DATA RECORDS:
%%

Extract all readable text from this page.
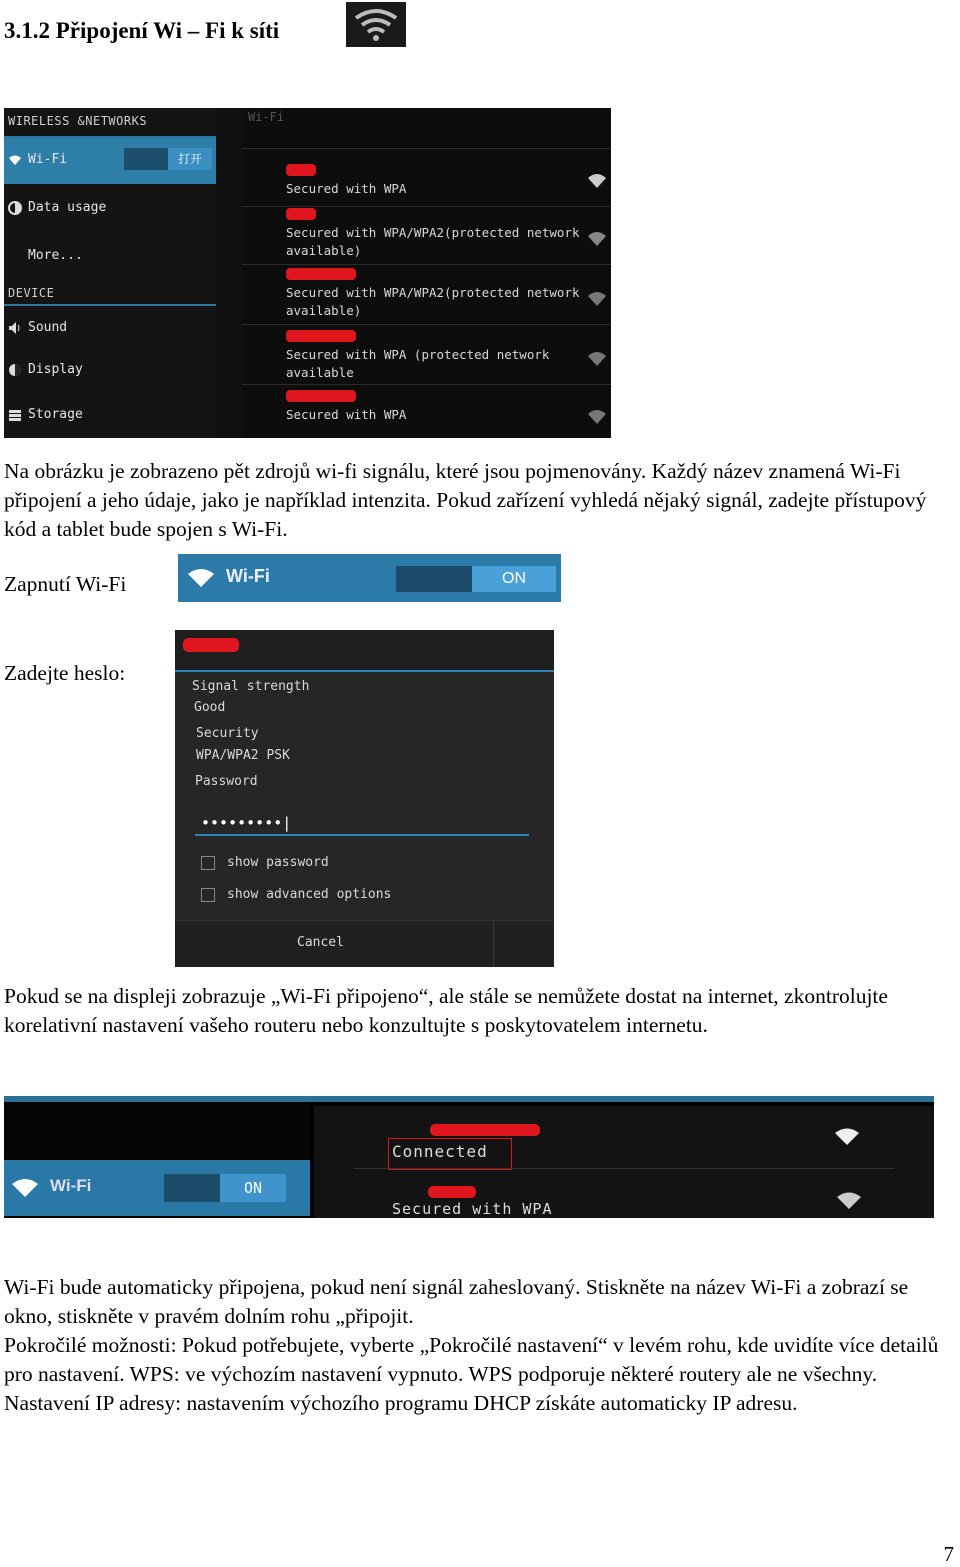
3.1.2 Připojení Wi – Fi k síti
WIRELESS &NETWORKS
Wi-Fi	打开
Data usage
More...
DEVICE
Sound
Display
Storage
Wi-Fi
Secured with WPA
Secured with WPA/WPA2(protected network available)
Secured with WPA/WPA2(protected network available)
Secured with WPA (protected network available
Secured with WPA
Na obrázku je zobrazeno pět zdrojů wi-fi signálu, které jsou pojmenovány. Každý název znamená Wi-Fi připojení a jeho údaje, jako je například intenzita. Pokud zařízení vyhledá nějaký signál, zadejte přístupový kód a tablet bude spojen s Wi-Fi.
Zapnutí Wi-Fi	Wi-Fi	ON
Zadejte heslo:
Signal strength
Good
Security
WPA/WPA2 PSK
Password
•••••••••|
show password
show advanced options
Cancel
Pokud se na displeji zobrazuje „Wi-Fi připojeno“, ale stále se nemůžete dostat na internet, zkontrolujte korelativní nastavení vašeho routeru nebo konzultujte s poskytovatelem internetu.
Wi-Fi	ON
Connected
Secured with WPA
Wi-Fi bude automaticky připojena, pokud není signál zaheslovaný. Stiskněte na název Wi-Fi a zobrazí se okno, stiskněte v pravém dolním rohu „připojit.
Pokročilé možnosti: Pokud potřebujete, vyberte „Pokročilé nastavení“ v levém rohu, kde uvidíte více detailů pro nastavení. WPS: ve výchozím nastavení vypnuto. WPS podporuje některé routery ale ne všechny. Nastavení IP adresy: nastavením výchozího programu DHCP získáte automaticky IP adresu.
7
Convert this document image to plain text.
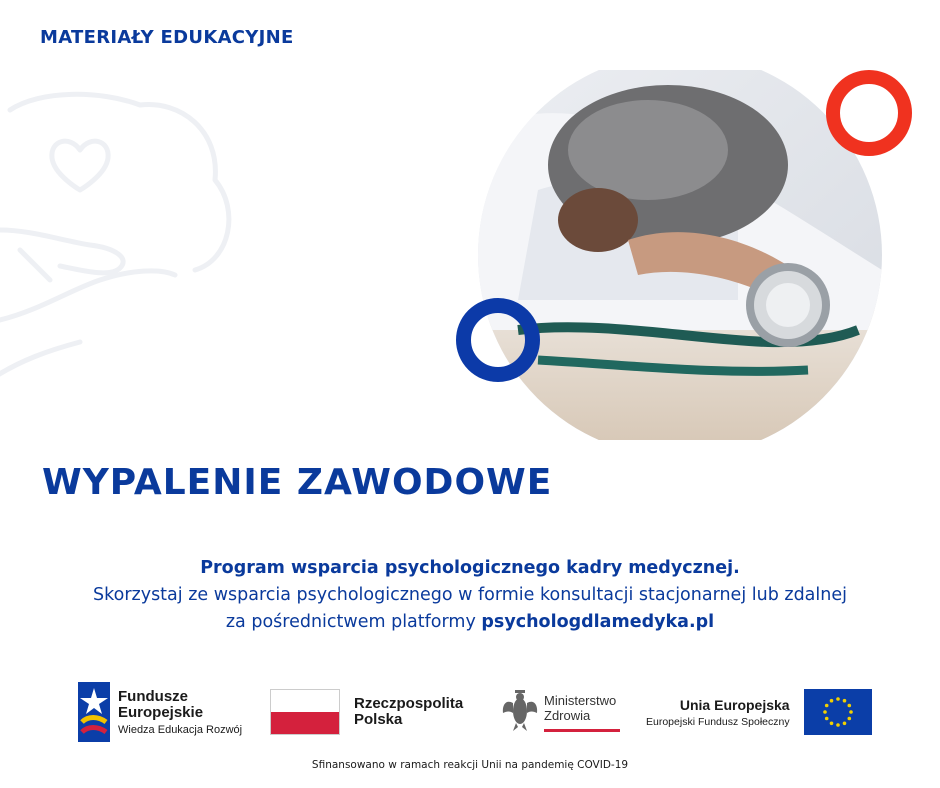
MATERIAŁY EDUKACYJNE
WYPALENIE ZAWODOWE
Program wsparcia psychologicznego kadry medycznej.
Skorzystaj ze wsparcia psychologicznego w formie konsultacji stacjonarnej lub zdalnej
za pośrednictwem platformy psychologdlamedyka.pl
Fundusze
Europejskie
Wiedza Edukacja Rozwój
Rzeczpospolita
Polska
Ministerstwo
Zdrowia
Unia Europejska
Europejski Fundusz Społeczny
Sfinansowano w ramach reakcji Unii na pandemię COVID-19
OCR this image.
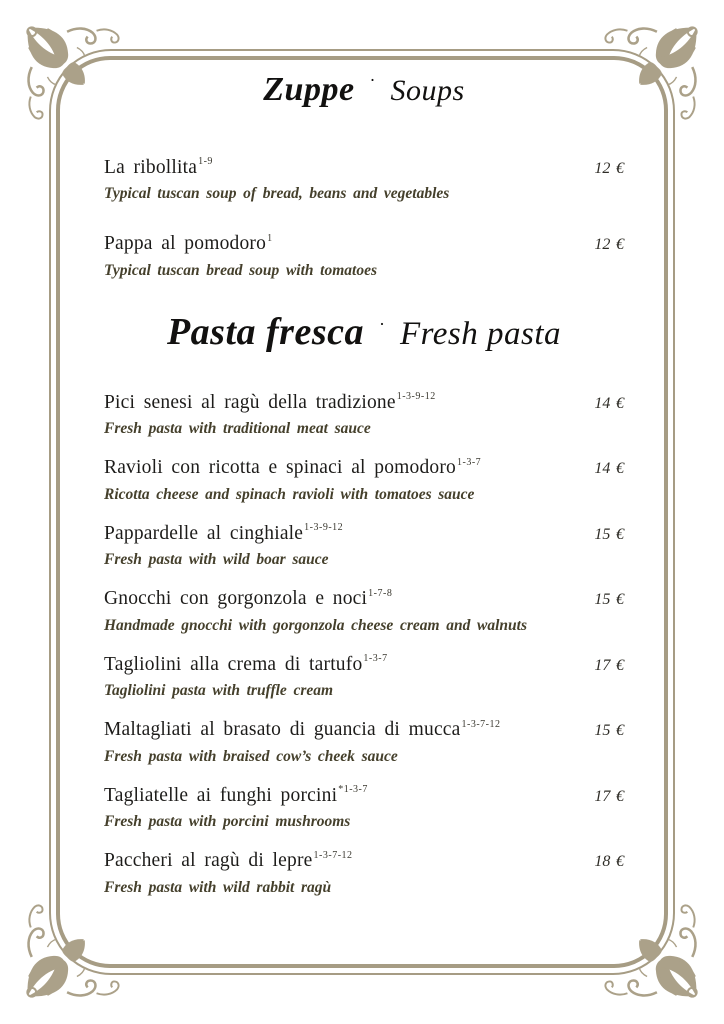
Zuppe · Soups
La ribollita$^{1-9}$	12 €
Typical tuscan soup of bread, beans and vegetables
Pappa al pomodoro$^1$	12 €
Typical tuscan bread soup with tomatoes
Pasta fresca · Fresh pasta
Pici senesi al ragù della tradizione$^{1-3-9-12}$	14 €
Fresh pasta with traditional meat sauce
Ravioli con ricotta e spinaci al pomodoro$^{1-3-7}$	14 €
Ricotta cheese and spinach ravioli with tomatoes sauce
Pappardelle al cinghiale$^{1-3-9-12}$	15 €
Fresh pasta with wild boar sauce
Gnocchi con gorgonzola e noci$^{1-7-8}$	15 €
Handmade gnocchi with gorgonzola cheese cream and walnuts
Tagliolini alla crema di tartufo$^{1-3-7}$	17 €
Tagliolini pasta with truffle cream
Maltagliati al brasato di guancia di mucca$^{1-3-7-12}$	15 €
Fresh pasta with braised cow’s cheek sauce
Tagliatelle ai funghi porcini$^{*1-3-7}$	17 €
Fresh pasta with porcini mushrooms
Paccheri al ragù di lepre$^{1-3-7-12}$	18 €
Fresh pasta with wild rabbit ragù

%%

EXERCISE AIM:
Reproduce the full listing above verbatim, with no pictures included.

SOLUTION TO THIS TASK:
Extract all readable text from this page.
3.1.2 Připojení Wi – Fi k síti
WIRELESS &NETWORKS
Wi-Fi	打开
Data usage
More...
DEVICE
Sound
Display
Storage
Wi-Fi
Secured with WPA
Secured with WPA/WPA2(protected network available)
Secured with WPA/WPA2(protected network available)
Secured with WPA (protected network available
Secured with WPA
Na obrázku je zobrazeno pět zdrojů wi-fi signálu, které jsou pojmenovány. Každý název znamená Wi-Fi připojení a jeho údaje, jako je například intenzita. Pokud zařízení vyhledá nějaký signál, zadejte přístupový kód a tablet bude spojen s Wi-Fi.
Zapnutí Wi-Fi	Wi-Fi	ON
Zadejte heslo:
Signal strength
Good
Security
WPA/WPA2 PSK
Password
•••••••••|
show password
show advanced options
Cancel
Pokud se na displeji zobrazuje „Wi-Fi připojeno“, ale stále se nemůžete dostat na internet, zkontrolujte korelativní nastavení vašeho routeru nebo konzultujte s poskytovatelem internetu.
Wi-Fi	ON
Connected
Secured with WPA
Wi-Fi bude automaticky připojena, pokud není signál zaheslovaný. Stiskněte na název Wi-Fi a zobrazí se okno, stiskněte v pravém dolním rohu „připojit.
Pokročilé možnosti: Pokud potřebujete, vyberte „Pokročilé nastavení“ v levém rohu, kde uvidíte více detailů pro nastavení. WPS: ve výchozím nastavení vypnuto. WPS podporuje některé routery ale ne všechny. Nastavení IP adresy: nastavením výchozího programu DHCP získáte automaticky IP adresu.
7
Convert this document image to plain text.
MATERIAŁY EDUKACYJNE
WYPALENIE ZAWODOWE
Program wsparcia psychologicznego kadry medycznej.
Skorzystaj ze wsparcia psychologicznego w formie konsultacji stacjonarnej lub zdalnej
za pośrednictwem platformy psychologdlamedyka.pl
Fundusze
Europejskie
Wiedza Edukacja Rozwój
Rzeczpospolita
Polska
Ministerstwo
Zdrowia
Unia Europejska
Europejski Fundusz Społeczny
Sfinansowano w ramach reakcji Unii na pandemię COVID-19
OCR this image.
Zuppe · Soups
La ribollita$^{1-9}$	12 €
Typical tuscan soup of bread, beans and vegetables
Pappa al pomodoro$^1$	12 €
Typical tuscan bread soup with tomatoes
Pasta fresca · Fresh pasta
Pici senesi al ragù della tradizione$^{1-3-9-12}$	14 €
Fresh pasta with traditional meat sauce
Ravioli con ricotta e spinaci al pomodoro$^{1-3-7}$	14 €
Ricotta cheese and spinach ravioli with tomatoes sauce
Pappardelle al cinghiale$^{1-3-9-12}$	15 €
Fresh pasta with wild boar sauce
Gnocchi con gorgonzola e noci$^{1-7-8}$	15 €
Handmade gnocchi with gorgonzola cheese cream and walnuts
Tagliolini alla crema di tartufo$^{1-3-7}$	17 €
Tagliolini pasta with truffle cream
Maltagliati al brasato di guancia di mucca$^{1-3-7-12}$	15 €
Fresh pasta with braised cow’s cheek sauce
Tagliatelle ai funghi porcini$^{*1-3-7}$	17 €
Fresh pasta with porcini mushrooms
Paccheri al ragù di lepre$^{1-3-7-12}$	18 €
Fresh pasta with wild rabbit ragù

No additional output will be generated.